*Task description:*
Print the listing as it stands, omitting all images.

*Entries supplied:*
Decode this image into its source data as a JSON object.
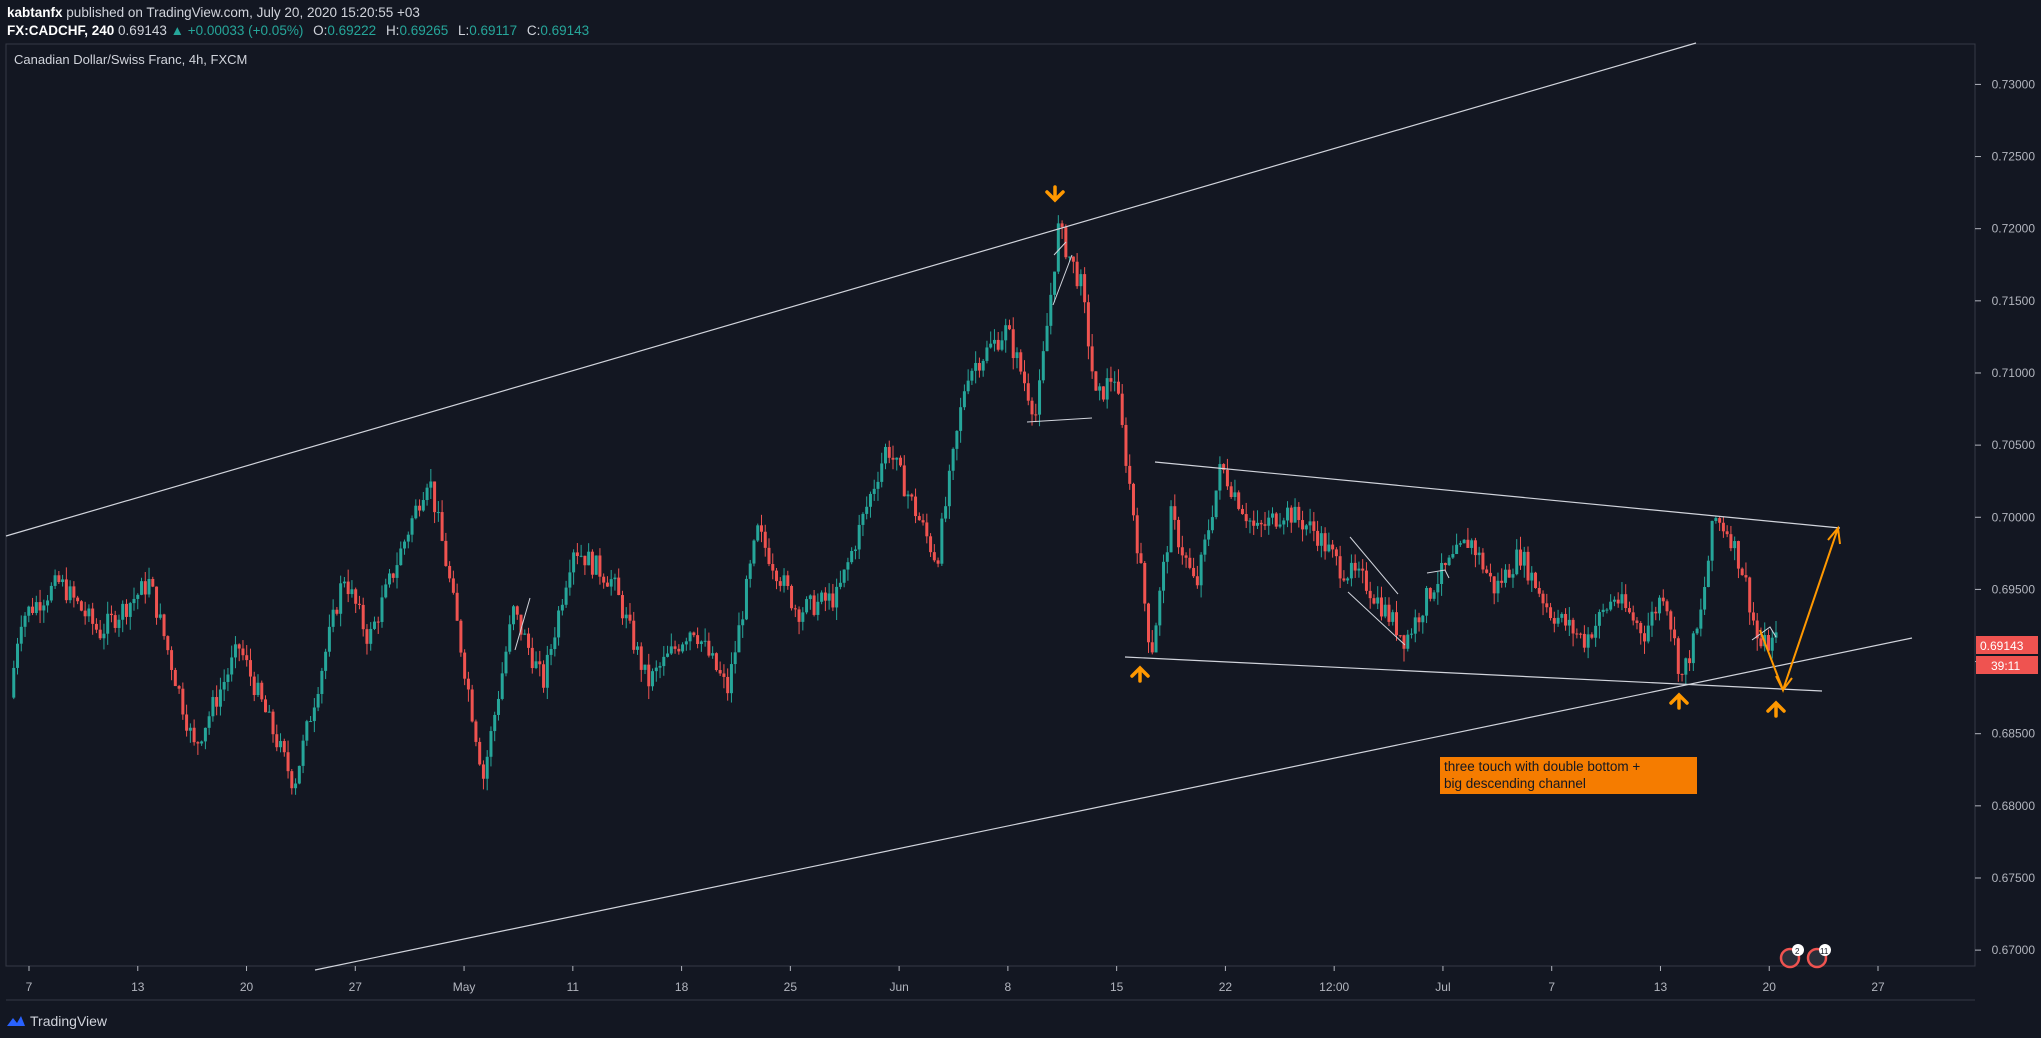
{
  "header": {
    "author": "kabtanfx",
    "published_text": "published on TradingView.com, July 20, 2020 15:20:55 +03",
    "symbol": "FX:CADCHF, 240",
    "last": "0.69143",
    "change": "▲ +0.00033 (+0.05%)",
    "open_label": "O:",
    "open": "0.69222",
    "high_label": "H:",
    "high": "0.69265",
    "low_label": "L:",
    "low": "0.69117",
    "close_label": "C:",
    "close": "0.69143"
  },
  "chart_title": "Canadian Dollar/Swiss Franc, 4h, FXCM",
  "annotation": {
    "line1": "three touch with double bottom +",
    "line2": "big descending channel"
  },
  "price_tag": {
    "value": "0.69143",
    "countdown": "39:11"
  },
  "events": [
    {
      "badge": "2"
    },
    {
      "badge": "11"
    }
  ],
  "footer": {
    "brand": "TradingView"
  },
  "colors": {
    "background": "#131722",
    "up": "#26a69a",
    "down": "#ef5350",
    "accent": "#ff9800",
    "line": "#d1d4dc",
    "text": "#b2b5be"
  },
  "chart_data": {
    "type": "candlestick",
    "title": "Canadian Dollar/Swiss Franc, 4h, FXCM",
    "instrument": "FX:CADCHF",
    "timeframe": "240",
    "y_ticks": [
      0.73,
      0.725,
      0.72,
      0.715,
      0.71,
      0.705,
      0.7,
      0.695,
      0.69,
      0.685,
      0.68,
      0.675,
      0.67
    ],
    "ylim": [
      0.6689,
      0.7328
    ],
    "x_ticks": [
      "7",
      "13",
      "20",
      "27",
      "May",
      "11",
      "18",
      "25",
      "Jun",
      "8",
      "15",
      "22",
      "12:00",
      "Jul",
      "7",
      "13",
      "20",
      "27"
    ],
    "price_path": [
      {
        "x": 0,
        "y": 0.6875
      },
      {
        "x": 10,
        "y": 0.693
      },
      {
        "x": 50,
        "y": 0.6955
      },
      {
        "x": 90,
        "y": 0.692
      },
      {
        "x": 140,
        "y": 0.6955
      },
      {
        "x": 185,
        "y": 0.684
      },
      {
        "x": 230,
        "y": 0.691
      },
      {
        "x": 285,
        "y": 0.6815
      },
      {
        "x": 335,
        "y": 0.696
      },
      {
        "x": 360,
        "y": 0.6915
      },
      {
        "x": 420,
        "y": 0.703
      },
      {
        "x": 440,
        "y": 0.696
      },
      {
        "x": 475,
        "y": 0.682
      },
      {
        "x": 505,
        "y": 0.6935
      },
      {
        "x": 535,
        "y": 0.6885
      },
      {
        "x": 565,
        "y": 0.698
      },
      {
        "x": 605,
        "y": 0.6955
      },
      {
        "x": 640,
        "y": 0.6885
      },
      {
        "x": 685,
        "y": 0.6925
      },
      {
        "x": 720,
        "y": 0.688
      },
      {
        "x": 750,
        "y": 0.699
      },
      {
        "x": 790,
        "y": 0.6935
      },
      {
        "x": 830,
        "y": 0.6945
      },
      {
        "x": 880,
        "y": 0.705
      },
      {
        "x": 930,
        "y": 0.697
      },
      {
        "x": 960,
        "y": 0.71
      },
      {
        "x": 1000,
        "y": 0.713
      },
      {
        "x": 1030,
        "y": 0.707
      },
      {
        "x": 1052,
        "y": 0.72
      },
      {
        "x": 1075,
        "y": 0.716
      },
      {
        "x": 1090,
        "y": 0.708
      },
      {
        "x": 1108,
        "y": 0.71
      },
      {
        "x": 1128,
        "y": 0.7
      },
      {
        "x": 1145,
        "y": 0.6905
      },
      {
        "x": 1165,
        "y": 0.7
      },
      {
        "x": 1190,
        "y": 0.695
      },
      {
        "x": 1215,
        "y": 0.7035
      },
      {
        "x": 1250,
        "y": 0.699
      },
      {
        "x": 1280,
        "y": 0.7005
      },
      {
        "x": 1310,
        "y": 0.699
      },
      {
        "x": 1335,
        "y": 0.6965
      },
      {
        "x": 1360,
        "y": 0.6955
      },
      {
        "x": 1400,
        "y": 0.6915
      },
      {
        "x": 1430,
        "y": 0.6955
      },
      {
        "x": 1465,
        "y": 0.6985
      },
      {
        "x": 1490,
        "y": 0.695
      },
      {
        "x": 1515,
        "y": 0.6975
      },
      {
        "x": 1545,
        "y": 0.6935
      },
      {
        "x": 1580,
        "y": 0.6915
      },
      {
        "x": 1610,
        "y": 0.6945
      },
      {
        "x": 1640,
        "y": 0.692
      },
      {
        "x": 1660,
        "y": 0.695
      },
      {
        "x": 1677,
        "y": 0.6888
      },
      {
        "x": 1695,
        "y": 0.6925
      },
      {
        "x": 1710,
        "y": 0.7
      },
      {
        "x": 1725,
        "y": 0.699
      },
      {
        "x": 1740,
        "y": 0.696
      },
      {
        "x": 1755,
        "y": 0.691
      },
      {
        "x": 1772,
        "y": 0.69143
      }
    ]
  }
}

*Result below:*
Decode this image into its source data as a JSON object.
{
  "header": {
    "author": "kabtanfx",
    "published_text": "published on TradingView.com, July 20, 2020 15:20:55 +03",
    "symbol": "FX:CADCHF, 240",
    "last": "0.69143",
    "change": "▲ +0.00033 (+0.05%)",
    "open_label": "O:",
    "open": "0.69222",
    "high_label": "H:",
    "high": "0.69265",
    "low_label": "L:",
    "low": "0.69117",
    "close_label": "C:",
    "close": "0.69143"
  },
  "chart_title": "Canadian Dollar/Swiss Franc, 4h, FXCM",
  "annotation": {
    "line1": "three touch with double bottom +",
    "line2": "big descending channel"
  },
  "price_tag": {
    "value": "0.69143",
    "countdown": "39:11"
  },
  "events": [
    {
      "badge": "2"
    },
    {
      "badge": "11"
    }
  ],
  "footer": {
    "brand": "TradingView"
  },
  "colors": {
    "background": "#131722",
    "up": "#26a69a",
    "down": "#ef5350",
    "accent": "#ff9800",
    "line": "#d1d4dc",
    "text": "#b2b5be"
  },
  "chart_data": {
    "type": "candlestick",
    "title": "Canadian Dollar/Swiss Franc, 4h, FXCM",
    "instrument": "FX:CADCHF",
    "timeframe": "240",
    "y_ticks": [
      0.73,
      0.725,
      0.72,
      0.715,
      0.71,
      0.705,
      0.7,
      0.695,
      0.69,
      0.685,
      0.68,
      0.675,
      0.67
    ],
    "ylim": [
      0.6689,
      0.7328
    ],
    "x_ticks": [
      "7",
      "13",
      "20",
      "27",
      "May",
      "11",
      "18",
      "25",
      "Jun",
      "8",
      "15",
      "22",
      "12:00",
      "Jul",
      "7",
      "13",
      "20",
      "27"
    ],
    "price_path": [
      {
        "x": 0,
        "y": 0.6875
      },
      {
        "x": 10,
        "y": 0.693
      },
      {
        "x": 50,
        "y": 0.6955
      },
      {
        "x": 90,
        "y": 0.692
      },
      {
        "x": 140,
        "y": 0.6955
      },
      {
        "x": 185,
        "y": 0.684
      },
      {
        "x": 230,
        "y": 0.691
      },
      {
        "x": 285,
        "y": 0.6815
      },
      {
        "x": 335,
        "y": 0.696
      },
      {
        "x": 360,
        "y": 0.6915
      },
      {
        "x": 420,
        "y": 0.703
      },
      {
        "x": 440,
        "y": 0.696
      },
      {
        "x": 475,
        "y": 0.682
      },
      {
        "x": 505,
        "y": 0.6935
      },
      {
        "x": 535,
        "y": 0.6885
      },
      {
        "x": 565,
        "y": 0.698
      },
      {
        "x": 605,
        "y": 0.6955
      },
      {
        "x": 640,
        "y": 0.6885
      },
      {
        "x": 685,
        "y": 0.6925
      },
      {
        "x": 720,
        "y": 0.688
      },
      {
        "x": 750,
        "y": 0.699
      },
      {
        "x": 790,
        "y": 0.6935
      },
      {
        "x": 830,
        "y": 0.6945
      },
      {
        "x": 880,
        "y": 0.705
      },
      {
        "x": 930,
        "y": 0.697
      },
      {
        "x": 960,
        "y": 0.71
      },
      {
        "x": 1000,
        "y": 0.713
      },
      {
        "x": 1030,
        "y": 0.707
      },
      {
        "x": 1052,
        "y": 0.72
      },
      {
        "x": 1075,
        "y": 0.716
      },
      {
        "x": 1090,
        "y": 0.708
      },
      {
        "x": 1108,
        "y": 0.71
      },
      {
        "x": 1128,
        "y": 0.7
      },
      {
        "x": 1145,
        "y": 0.6905
      },
      {
        "x": 1165,
        "y": 0.7
      },
      {
        "x": 1190,
        "y": 0.695
      },
      {
        "x": 1215,
        "y": 0.7035
      },
      {
        "x": 1250,
        "y": 0.699
      },
      {
        "x": 1280,
        "y": 0.7005
      },
      {
        "x": 1310,
        "y": 0.699
      },
      {
        "x": 1335,
        "y": 0.6965
      },
      {
        "x": 1360,
        "y": 0.6955
      },
      {
        "x": 1400,
        "y": 0.6915
      },
      {
        "x": 1430,
        "y": 0.6955
      },
      {
        "x": 1465,
        "y": 0.6985
      },
      {
        "x": 1490,
        "y": 0.695
      },
      {
        "x": 1515,
        "y": 0.6975
      },
      {
        "x": 1545,
        "y": 0.6935
      },
      {
        "x": 1580,
        "y": 0.6915
      },
      {
        "x": 1610,
        "y": 0.6945
      },
      {
        "x": 1640,
        "y": 0.692
      },
      {
        "x": 1660,
        "y": 0.695
      },
      {
        "x": 1677,
        "y": 0.6888
      },
      {
        "x": 1695,
        "y": 0.6925
      },
      {
        "x": 1710,
        "y": 0.7
      },
      {
        "x": 1725,
        "y": 0.699
      },
      {
        "x": 1740,
        "y": 0.696
      },
      {
        "x": 1755,
        "y": 0.691
      },
      {
        "x": 1772,
        "y": 0.69143
      }
    ]
  }
}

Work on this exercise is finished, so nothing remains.